Collection entries

————

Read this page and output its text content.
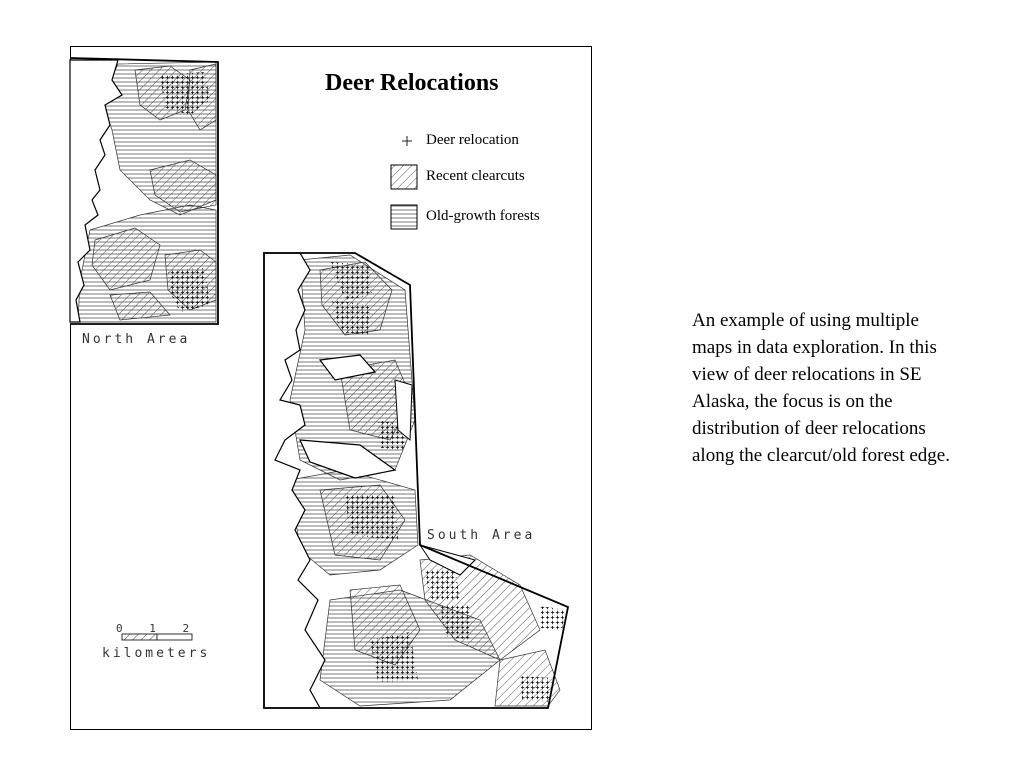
Deer Relocations
Deer relocation
Recent clearcuts
Old-growth forests
North Area
South Area
0 1 2
kilometers
An example of using multiple maps in data exploration. In this view of deer relocations in SE Alaska, the focus is on the distribution of deer relocations along the clearcut/old forest edge.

————

THE REQUEST:
Reproduce every line above as written, skipping pictures.

RESULT FOR THIS EXERCISE:
Read this page and output its text content.
Deer Relocations
Deer relocation
Recent clearcuts
Old-growth forests
North Area
South Area
0 1 2
kilometers
An example of using multiple maps in data exploration. In this view of deer relocations in SE Alaska, the focus is on the distribution of deer relocations along the clearcut/old forest edge.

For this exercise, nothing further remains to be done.